#### [Set task]
Below are records; count the lines in them that hold "LIMITER" and give only the count.

#### [Provided records]
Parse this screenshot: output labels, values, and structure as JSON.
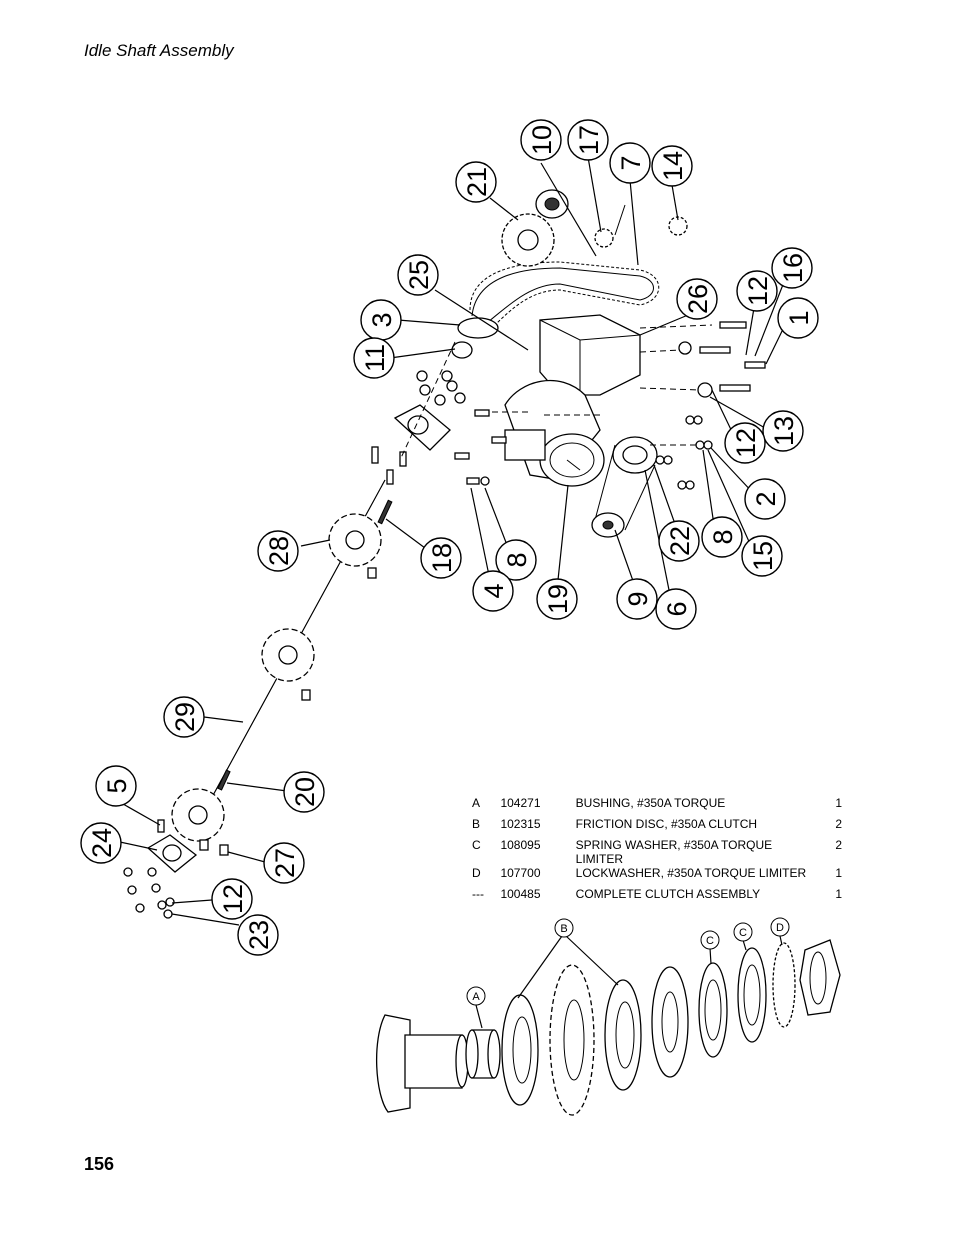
{
  "page": {
    "title": "Idle Shaft Assembly",
    "number": "156"
  },
  "callouts": [
    "10",
    "17",
    "7",
    "14",
    "21",
    "25",
    "26",
    "16",
    "12",
    "1",
    "3",
    "11",
    "13",
    "12",
    "2",
    "28",
    "18",
    "22",
    "8",
    "15",
    "8",
    "4",
    "19",
    "9",
    "6",
    "29",
    "5",
    "20",
    "24",
    "27",
    "12",
    "23"
  ],
  "clutch_parts_table": {
    "rows": [
      {
        "key": "A",
        "part_no": "104271",
        "description": "BUSHING, #350A TORQUE",
        "qty": "1"
      },
      {
        "key": "B",
        "part_no": "102315",
        "description": "FRICTION DISC, #350A CLUTCH",
        "qty": "2"
      },
      {
        "key": "C",
        "part_no": "108095",
        "description": "SPRING WASHER, #350A TORQUE LIMITER",
        "qty": "2"
      },
      {
        "key": "D",
        "part_no": "107700",
        "description": "LOCKWASHER, #350A TORQUE LIMITER",
        "qty": "1"
      },
      {
        "key": "---",
        "part_no": "100485",
        "description": "COMPLETE CLUTCH ASSEMBLY",
        "qty": "1"
      }
    ]
  },
  "clutch_labels": [
    "A",
    "B",
    "C",
    "C",
    "D"
  ]
}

#### [Full output]
2